# Data records
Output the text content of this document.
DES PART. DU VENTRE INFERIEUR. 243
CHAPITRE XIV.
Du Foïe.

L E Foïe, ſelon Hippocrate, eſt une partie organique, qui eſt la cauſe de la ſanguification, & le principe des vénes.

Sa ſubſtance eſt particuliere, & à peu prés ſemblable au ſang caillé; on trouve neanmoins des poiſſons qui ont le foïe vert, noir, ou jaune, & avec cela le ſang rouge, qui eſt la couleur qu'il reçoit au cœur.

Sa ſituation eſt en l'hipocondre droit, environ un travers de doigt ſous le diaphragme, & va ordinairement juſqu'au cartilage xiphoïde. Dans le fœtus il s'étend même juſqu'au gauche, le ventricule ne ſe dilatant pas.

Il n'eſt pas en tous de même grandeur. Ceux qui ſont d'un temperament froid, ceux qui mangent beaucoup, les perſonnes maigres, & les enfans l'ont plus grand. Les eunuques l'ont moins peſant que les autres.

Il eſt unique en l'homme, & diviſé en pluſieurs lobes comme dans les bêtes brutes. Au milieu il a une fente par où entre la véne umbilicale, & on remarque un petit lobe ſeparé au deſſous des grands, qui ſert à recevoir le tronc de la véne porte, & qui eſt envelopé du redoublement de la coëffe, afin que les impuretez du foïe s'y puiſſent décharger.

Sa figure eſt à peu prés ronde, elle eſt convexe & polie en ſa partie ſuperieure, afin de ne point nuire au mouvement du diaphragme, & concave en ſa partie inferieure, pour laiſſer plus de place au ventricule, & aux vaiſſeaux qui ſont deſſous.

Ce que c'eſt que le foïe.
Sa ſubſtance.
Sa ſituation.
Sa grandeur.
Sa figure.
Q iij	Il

* * *

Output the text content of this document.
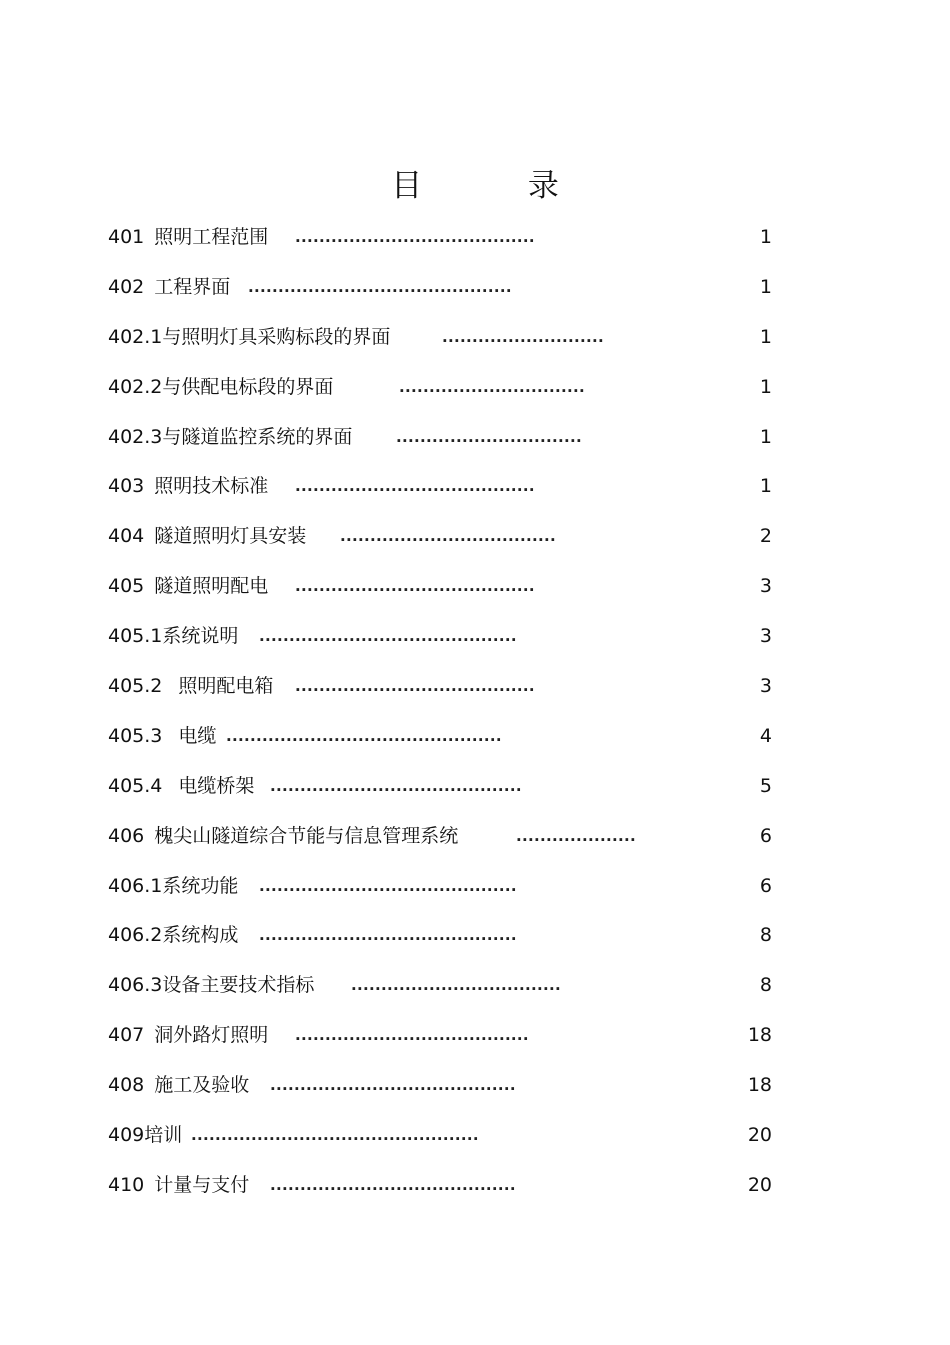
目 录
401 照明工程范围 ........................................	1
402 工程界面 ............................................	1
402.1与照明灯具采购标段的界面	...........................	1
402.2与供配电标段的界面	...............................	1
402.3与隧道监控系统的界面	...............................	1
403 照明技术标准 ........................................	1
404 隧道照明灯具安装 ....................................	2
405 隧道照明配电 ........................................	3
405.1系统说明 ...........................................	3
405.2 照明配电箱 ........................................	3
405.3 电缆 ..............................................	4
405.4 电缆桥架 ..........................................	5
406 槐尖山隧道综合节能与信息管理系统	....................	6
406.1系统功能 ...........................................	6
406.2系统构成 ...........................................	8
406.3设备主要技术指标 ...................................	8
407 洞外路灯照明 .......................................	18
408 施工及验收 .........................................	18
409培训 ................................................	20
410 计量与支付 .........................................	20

# Written problem
Among the lines of the data, identify those with the word "ventricule". Copy each of them.

# In response
Sa ſituation eſt en l'hipocondre droit, environ un travers de doigt ſous le diaphragme, & va ordinairement juſqu'au cartilage xiphoïde. Dans le fœtus il s'étend même juſqu'au gauche, le ventricule ne ſe dilatant pas.
Sa figure eſt à peu prés ronde, elle eſt convexe & polie en ſa partie ſuperieure, afin de ne point nuire au mouvement du diaphragme, & concave en ſa partie inferieure, pour laiſſer plus de place au ventricule, & aux vaiſſeaux qui ſont deſſous.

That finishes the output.